Data entries
┌──
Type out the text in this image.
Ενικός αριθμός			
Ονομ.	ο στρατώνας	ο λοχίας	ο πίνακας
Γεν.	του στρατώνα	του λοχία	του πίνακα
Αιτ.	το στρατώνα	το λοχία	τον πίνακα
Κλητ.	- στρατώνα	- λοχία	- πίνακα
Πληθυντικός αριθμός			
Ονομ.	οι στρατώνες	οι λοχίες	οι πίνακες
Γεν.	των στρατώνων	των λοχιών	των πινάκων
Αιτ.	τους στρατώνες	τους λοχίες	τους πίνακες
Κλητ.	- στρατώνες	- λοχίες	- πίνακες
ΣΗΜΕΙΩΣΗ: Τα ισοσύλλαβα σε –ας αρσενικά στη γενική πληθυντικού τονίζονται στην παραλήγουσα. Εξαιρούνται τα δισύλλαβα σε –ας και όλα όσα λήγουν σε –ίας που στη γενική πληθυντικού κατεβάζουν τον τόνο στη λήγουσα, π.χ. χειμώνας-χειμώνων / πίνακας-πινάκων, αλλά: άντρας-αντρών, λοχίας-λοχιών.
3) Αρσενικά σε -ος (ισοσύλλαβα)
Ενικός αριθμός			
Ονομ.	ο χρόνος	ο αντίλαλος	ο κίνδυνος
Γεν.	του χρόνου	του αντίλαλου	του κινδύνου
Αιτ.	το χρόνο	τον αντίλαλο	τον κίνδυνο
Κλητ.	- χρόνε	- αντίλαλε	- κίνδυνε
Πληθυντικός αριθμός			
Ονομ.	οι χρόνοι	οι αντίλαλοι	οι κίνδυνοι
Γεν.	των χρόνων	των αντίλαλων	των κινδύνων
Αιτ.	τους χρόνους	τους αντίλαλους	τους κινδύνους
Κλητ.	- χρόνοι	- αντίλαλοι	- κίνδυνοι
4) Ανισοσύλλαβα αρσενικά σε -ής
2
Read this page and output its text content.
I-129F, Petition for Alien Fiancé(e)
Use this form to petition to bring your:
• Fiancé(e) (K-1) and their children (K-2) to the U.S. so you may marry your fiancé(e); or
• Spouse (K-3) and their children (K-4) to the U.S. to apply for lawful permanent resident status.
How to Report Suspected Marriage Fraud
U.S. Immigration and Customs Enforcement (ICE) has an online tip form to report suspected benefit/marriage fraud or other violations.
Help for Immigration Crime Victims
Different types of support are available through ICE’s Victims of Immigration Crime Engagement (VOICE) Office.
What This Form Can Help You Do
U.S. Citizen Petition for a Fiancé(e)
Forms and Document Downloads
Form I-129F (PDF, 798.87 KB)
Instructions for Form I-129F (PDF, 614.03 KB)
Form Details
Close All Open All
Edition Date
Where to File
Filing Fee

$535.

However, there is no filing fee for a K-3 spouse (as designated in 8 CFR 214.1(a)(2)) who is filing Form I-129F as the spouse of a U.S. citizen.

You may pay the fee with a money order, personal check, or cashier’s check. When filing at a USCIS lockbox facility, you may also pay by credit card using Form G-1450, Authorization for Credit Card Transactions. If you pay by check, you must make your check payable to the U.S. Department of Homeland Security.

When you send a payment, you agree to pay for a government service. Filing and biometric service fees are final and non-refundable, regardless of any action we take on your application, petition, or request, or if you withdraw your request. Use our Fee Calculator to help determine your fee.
└──
» **Exercise task**: Repeat the records exactly, including every line.

» **Result of this task**:
Type out the text in this image.
Ενικός αριθμός			
Ονομ.	ο στρατώνας	ο λοχίας	ο πίνακας
Γεν.	του στρατώνα	του λοχία	του πίνακα
Αιτ.	το στρατώνα	το λοχία	τον πίνακα
Κλητ.	- στρατώνα	- λοχία	- πίνακα
Πληθυντικός αριθμός			
Ονομ.	οι στρατώνες	οι λοχίες	οι πίνακες
Γεν.	των στρατώνων	των λοχιών	των πινάκων
Αιτ.	τους στρατώνες	τους λοχίες	τους πίνακες
Κλητ.	- στρατώνες	- λοχίες	- πίνακες
ΣΗΜΕΙΩΣΗ: Τα ισοσύλλαβα σε –ας αρσενικά στη γενική πληθυντικού τονίζονται στην παραλήγουσα. Εξαιρούνται τα δισύλλαβα σε –ας και όλα όσα λήγουν σε –ίας που στη γενική πληθυντικού κατεβάζουν τον τόνο στη λήγουσα, π.χ. χειμώνας-χειμώνων / πίνακας-πινάκων, αλλά: άντρας-αντρών, λοχίας-λοχιών.
3) Αρσενικά σε -ος (ισοσύλλαβα)
Ενικός αριθμός			
Ονομ.	ο χρόνος	ο αντίλαλος	ο κίνδυνος
Γεν.	του χρόνου	του αντίλαλου	του κινδύνου
Αιτ.	το χρόνο	τον αντίλαλο	τον κίνδυνο
Κλητ.	- χρόνε	- αντίλαλε	- κίνδυνε
Πληθυντικός αριθμός			
Ονομ.	οι χρόνοι	οι αντίλαλοι	οι κίνδυνοι
Γεν.	των χρόνων	των αντίλαλων	των κινδύνων
Αιτ.	τους χρόνους	τους αντίλαλους	τους κινδύνους
Κλητ.	- χρόνοι	- αντίλαλοι	- κίνδυνοι
4) Ανισοσύλλαβα αρσενικά σε -ής
2
Read this page and output its text content.
I-129F, Petition for Alien Fiancé(e)
Use this form to petition to bring your:
• Fiancé(e) (K-1) and their children (K-2) to the U.S. so you may marry your fiancé(e); or
• Spouse (K-3) and their children (K-4) to the U.S. to apply for lawful permanent resident status.
How to Report Suspected Marriage Fraud
U.S. Immigration and Customs Enforcement (ICE) has an online tip form to report suspected benefit/marriage fraud or other violations.
Help for Immigration Crime Victims
Different types of support are available through ICE’s Victims of Immigration Crime Engagement (VOICE) Office.
What This Form Can Help You Do
U.S. Citizen Petition for a Fiancé(e)
Forms and Document Downloads
Form I-129F (PDF, 798.87 KB)
Instructions for Form I-129F (PDF, 614.03 KB)
Form Details
Close All Open All
Edition Date
Where to File
Filing Fee

$535.

However, there is no filing fee for a K-3 spouse (as designated in 8 CFR 214.1(a)(2)) who is filing Form I-129F as the spouse of a U.S. citizen.

You may pay the fee with a money order, personal check, or cashier’s check. When filing at a USCIS lockbox facility, you may also pay by credit card using Form G-1450, Authorization for Credit Card Transactions. If you pay by check, you must make your check payable to the U.S. Department of Homeland Security.

When you send a payment, you agree to pay for a government service. Filing and biometric service fees are final and non-refundable, regardless of any action we take on your application, petition, or request, or if you withdraw your request. Use our Fee Calculator to help determine your fee.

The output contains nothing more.